▶ [Goal of the exercise]
Return all lines in the material below that contain "Wolkenstein".

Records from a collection
**********
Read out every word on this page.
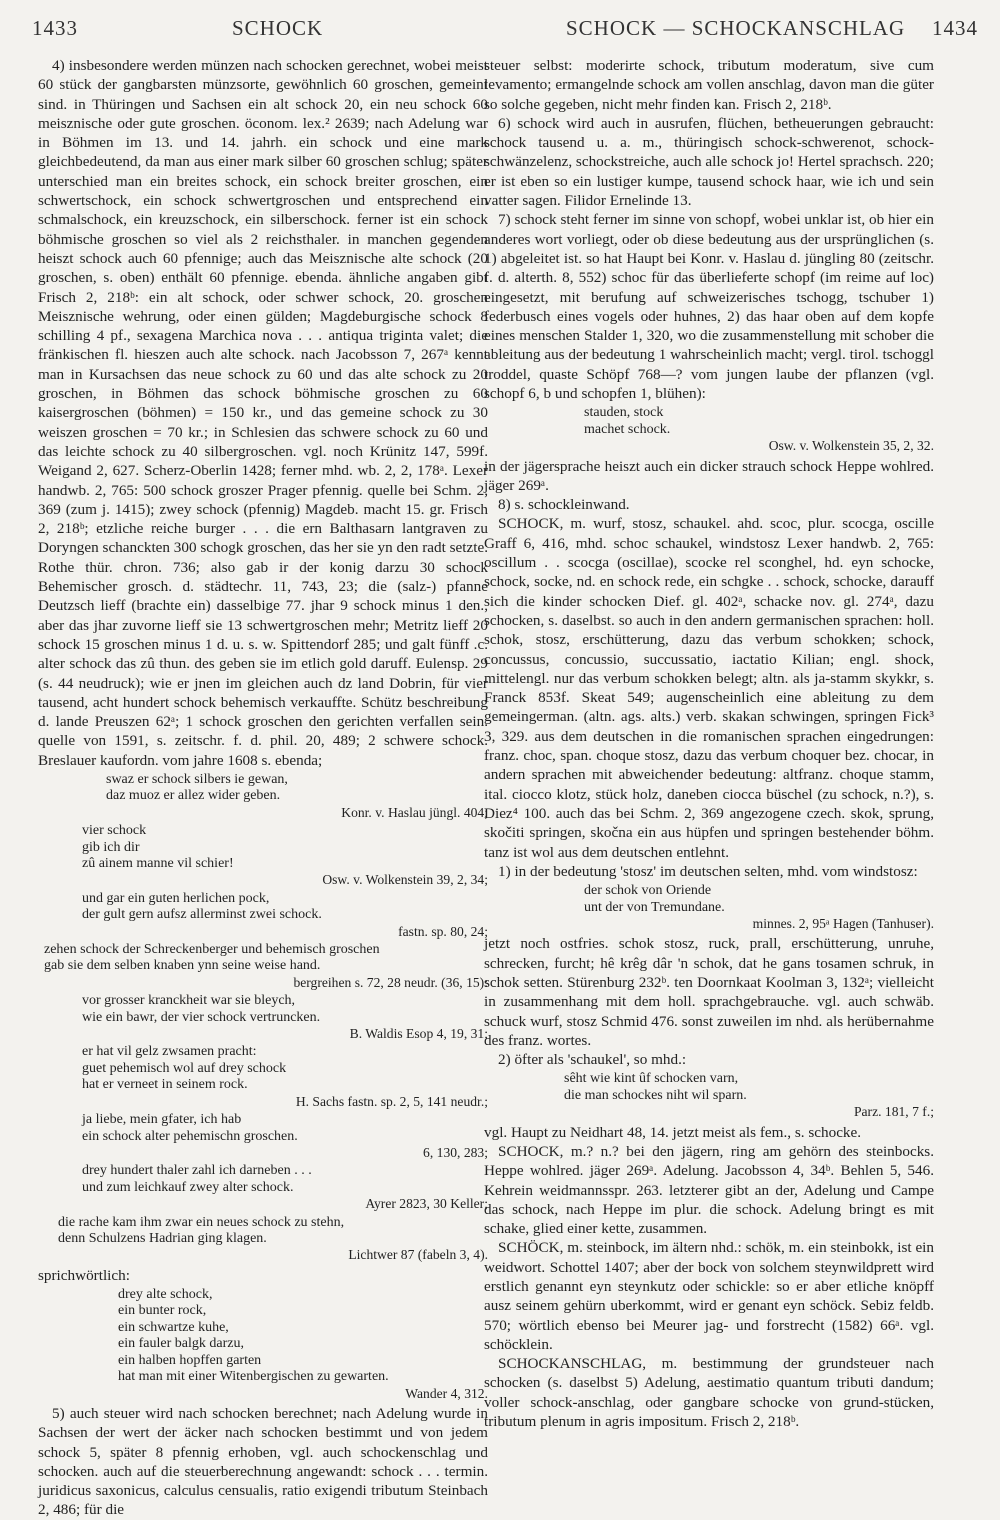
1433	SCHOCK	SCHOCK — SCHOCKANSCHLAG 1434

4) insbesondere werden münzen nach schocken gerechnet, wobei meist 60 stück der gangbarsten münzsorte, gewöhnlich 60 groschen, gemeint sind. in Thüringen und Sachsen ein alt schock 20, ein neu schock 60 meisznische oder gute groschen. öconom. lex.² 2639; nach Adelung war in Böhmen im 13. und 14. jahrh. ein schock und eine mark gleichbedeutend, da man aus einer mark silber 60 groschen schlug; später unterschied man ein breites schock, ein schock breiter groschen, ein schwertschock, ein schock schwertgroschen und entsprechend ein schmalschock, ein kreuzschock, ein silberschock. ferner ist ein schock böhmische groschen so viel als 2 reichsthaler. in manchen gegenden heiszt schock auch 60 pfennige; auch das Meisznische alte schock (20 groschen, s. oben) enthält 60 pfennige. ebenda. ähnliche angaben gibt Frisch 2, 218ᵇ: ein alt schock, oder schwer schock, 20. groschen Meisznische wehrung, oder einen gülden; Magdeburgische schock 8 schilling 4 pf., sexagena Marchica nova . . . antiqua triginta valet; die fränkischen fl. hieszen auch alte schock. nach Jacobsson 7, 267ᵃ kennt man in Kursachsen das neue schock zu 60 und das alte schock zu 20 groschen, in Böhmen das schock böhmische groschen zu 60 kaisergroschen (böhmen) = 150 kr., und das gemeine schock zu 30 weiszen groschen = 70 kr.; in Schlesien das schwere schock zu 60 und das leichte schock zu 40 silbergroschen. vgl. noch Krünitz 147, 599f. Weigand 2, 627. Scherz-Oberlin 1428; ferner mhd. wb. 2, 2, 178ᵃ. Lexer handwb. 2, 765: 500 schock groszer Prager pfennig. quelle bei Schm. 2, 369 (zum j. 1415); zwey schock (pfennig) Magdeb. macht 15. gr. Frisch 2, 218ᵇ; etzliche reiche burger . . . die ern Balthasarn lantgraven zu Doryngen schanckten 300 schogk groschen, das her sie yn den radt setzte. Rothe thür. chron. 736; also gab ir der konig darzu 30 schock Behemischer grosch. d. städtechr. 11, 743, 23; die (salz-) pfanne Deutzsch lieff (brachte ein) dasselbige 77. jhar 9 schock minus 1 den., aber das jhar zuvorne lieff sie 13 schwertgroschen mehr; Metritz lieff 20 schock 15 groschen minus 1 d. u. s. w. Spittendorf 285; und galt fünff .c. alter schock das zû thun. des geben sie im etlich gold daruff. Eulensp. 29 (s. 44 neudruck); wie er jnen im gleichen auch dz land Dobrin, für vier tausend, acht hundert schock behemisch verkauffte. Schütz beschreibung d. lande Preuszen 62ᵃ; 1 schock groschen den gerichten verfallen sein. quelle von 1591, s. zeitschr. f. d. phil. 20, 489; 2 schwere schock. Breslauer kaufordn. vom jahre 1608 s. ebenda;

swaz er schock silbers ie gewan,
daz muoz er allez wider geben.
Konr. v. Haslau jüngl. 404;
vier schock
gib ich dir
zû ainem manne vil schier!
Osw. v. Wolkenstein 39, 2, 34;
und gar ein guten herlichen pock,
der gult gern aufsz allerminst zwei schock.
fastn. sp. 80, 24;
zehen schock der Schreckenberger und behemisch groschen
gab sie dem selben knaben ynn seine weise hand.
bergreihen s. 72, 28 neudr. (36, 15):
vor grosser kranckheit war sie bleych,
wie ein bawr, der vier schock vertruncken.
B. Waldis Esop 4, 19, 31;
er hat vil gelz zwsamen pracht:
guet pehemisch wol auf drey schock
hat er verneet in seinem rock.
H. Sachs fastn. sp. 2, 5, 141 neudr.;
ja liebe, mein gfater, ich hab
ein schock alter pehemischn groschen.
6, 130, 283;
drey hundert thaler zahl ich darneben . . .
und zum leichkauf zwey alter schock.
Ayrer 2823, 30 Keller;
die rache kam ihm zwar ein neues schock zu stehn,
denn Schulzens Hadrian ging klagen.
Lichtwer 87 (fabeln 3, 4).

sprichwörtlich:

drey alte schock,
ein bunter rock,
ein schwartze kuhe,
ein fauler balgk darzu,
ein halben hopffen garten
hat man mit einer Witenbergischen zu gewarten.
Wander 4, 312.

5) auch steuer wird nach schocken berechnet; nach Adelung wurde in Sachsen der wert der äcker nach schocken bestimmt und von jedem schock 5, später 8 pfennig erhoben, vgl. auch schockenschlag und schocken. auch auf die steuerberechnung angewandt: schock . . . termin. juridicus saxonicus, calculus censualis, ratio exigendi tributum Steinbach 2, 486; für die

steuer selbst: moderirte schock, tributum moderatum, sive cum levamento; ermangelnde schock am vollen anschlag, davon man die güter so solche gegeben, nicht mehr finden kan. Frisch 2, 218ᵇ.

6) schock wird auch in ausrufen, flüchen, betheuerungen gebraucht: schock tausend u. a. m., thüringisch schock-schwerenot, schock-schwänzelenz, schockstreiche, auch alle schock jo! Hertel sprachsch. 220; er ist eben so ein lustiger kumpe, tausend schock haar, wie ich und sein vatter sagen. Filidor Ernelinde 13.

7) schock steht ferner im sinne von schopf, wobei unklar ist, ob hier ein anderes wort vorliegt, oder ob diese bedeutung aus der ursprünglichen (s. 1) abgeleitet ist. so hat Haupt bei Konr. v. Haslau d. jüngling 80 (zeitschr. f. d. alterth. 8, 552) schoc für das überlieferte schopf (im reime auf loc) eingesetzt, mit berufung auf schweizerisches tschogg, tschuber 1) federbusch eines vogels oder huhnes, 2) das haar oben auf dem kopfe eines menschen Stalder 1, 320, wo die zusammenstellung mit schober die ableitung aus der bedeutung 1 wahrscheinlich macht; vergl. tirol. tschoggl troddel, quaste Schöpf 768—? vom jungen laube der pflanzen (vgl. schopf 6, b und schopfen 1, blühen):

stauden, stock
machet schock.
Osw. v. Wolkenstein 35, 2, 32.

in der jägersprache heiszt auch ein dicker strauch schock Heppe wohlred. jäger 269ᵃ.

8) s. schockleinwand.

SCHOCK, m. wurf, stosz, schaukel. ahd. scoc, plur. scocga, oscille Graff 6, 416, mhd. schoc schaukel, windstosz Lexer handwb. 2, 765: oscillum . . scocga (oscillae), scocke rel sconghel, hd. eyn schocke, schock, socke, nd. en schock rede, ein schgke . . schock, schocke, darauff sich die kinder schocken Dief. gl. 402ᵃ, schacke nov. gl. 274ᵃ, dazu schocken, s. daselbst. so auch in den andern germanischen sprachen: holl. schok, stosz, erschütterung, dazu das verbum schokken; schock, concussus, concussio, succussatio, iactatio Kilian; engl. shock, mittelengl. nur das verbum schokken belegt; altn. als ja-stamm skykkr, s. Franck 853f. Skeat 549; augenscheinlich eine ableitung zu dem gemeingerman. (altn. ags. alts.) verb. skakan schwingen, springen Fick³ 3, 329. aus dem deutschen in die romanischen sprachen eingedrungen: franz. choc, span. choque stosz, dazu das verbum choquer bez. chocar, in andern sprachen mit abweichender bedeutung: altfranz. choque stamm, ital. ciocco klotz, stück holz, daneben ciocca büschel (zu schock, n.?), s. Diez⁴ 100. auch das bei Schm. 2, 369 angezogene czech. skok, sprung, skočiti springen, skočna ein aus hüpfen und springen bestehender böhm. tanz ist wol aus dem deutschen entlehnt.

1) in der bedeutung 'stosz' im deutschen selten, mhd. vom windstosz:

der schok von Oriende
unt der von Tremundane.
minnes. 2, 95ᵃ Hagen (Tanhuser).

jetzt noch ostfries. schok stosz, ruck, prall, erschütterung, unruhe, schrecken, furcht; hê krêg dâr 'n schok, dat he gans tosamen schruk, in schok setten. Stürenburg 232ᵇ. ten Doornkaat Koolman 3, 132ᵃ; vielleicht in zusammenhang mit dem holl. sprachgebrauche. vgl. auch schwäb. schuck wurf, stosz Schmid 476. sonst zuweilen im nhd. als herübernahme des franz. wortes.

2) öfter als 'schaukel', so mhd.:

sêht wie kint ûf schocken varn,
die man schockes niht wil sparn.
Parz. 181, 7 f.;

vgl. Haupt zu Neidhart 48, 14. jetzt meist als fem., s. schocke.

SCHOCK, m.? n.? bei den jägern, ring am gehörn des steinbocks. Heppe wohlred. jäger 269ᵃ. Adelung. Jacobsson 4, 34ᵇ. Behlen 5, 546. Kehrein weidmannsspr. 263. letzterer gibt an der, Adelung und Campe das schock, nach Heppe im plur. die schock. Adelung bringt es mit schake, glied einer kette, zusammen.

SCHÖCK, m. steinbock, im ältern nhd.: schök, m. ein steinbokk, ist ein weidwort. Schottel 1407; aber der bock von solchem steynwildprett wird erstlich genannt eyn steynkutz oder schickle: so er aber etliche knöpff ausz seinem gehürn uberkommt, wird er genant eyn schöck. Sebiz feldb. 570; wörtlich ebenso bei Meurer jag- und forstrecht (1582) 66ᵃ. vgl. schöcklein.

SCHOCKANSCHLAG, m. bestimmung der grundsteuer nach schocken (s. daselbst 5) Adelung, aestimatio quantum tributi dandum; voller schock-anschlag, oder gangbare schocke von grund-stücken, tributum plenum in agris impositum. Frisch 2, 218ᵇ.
**********
▶ [Solution to this problem]
Osw. v. Wolkenstein 39, 2, 34;
Osw. v. Wolkenstein 35, 2, 32.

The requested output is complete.